(Items from a dataset)
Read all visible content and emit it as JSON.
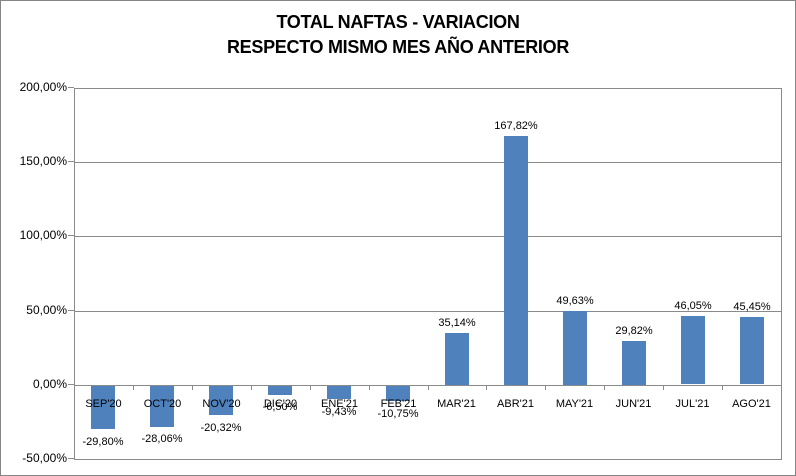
{
  "title": {
    "line1": "TOTAL NAFTAS - VARIACION",
    "line2": "RESPECTO MISMO MES AÑO ANTERIOR"
  },
  "chart_data": {
    "type": "bar",
    "title": "TOTAL NAFTAS - VARIACION RESPECTO MISMO MES AÑO ANTERIOR",
    "categories": [
      "SEP'20",
      "OCT'20",
      "NOV'20",
      "DIC'20",
      "ENE'21",
      "FEB'21",
      "MAR'21",
      "ABR'21",
      "MAY'21",
      "JUN'21",
      "JUL'21",
      "AGO'21"
    ],
    "values": [
      -29.8,
      -28.06,
      -20.32,
      -6.5,
      -9.43,
      -10.75,
      35.14,
      167.82,
      49.63,
      29.82,
      46.05,
      45.45
    ],
    "data_labels": [
      "-29,80%",
      "-28,06%",
      "-20,32%",
      "-6,50%",
      "-9,43%",
      "-10,75%",
      "35,14%",
      "167,82%",
      "49,63%",
      "29,82%",
      "46,05%",
      "45,45%"
    ],
    "xlabel": "",
    "ylabel": "",
    "ylim": [
      -50,
      200
    ],
    "yticks": [
      200,
      150,
      100,
      50,
      0,
      -50
    ],
    "ytick_labels": [
      "200,00%",
      "150,00%",
      "100,00%",
      "50,00%",
      "0,00%",
      "-50,00%"
    ],
    "grid": true,
    "legend": false,
    "bar_color": "#4F81BD",
    "gridline_color": "#8a8a8a",
    "text_color": "#000000",
    "background_color": "#ffffff"
  }
}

Task prompt
Which lines hold the string "ANTERIOR"? Copy all of them from the data above.

Expected output
    "line2": "RESPECTO MISMO MES AÑO ANTERIOR"
    "title": "TOTAL NAFTAS - VARIACION RESPECTO MISMO MES AÑO ANTERIOR",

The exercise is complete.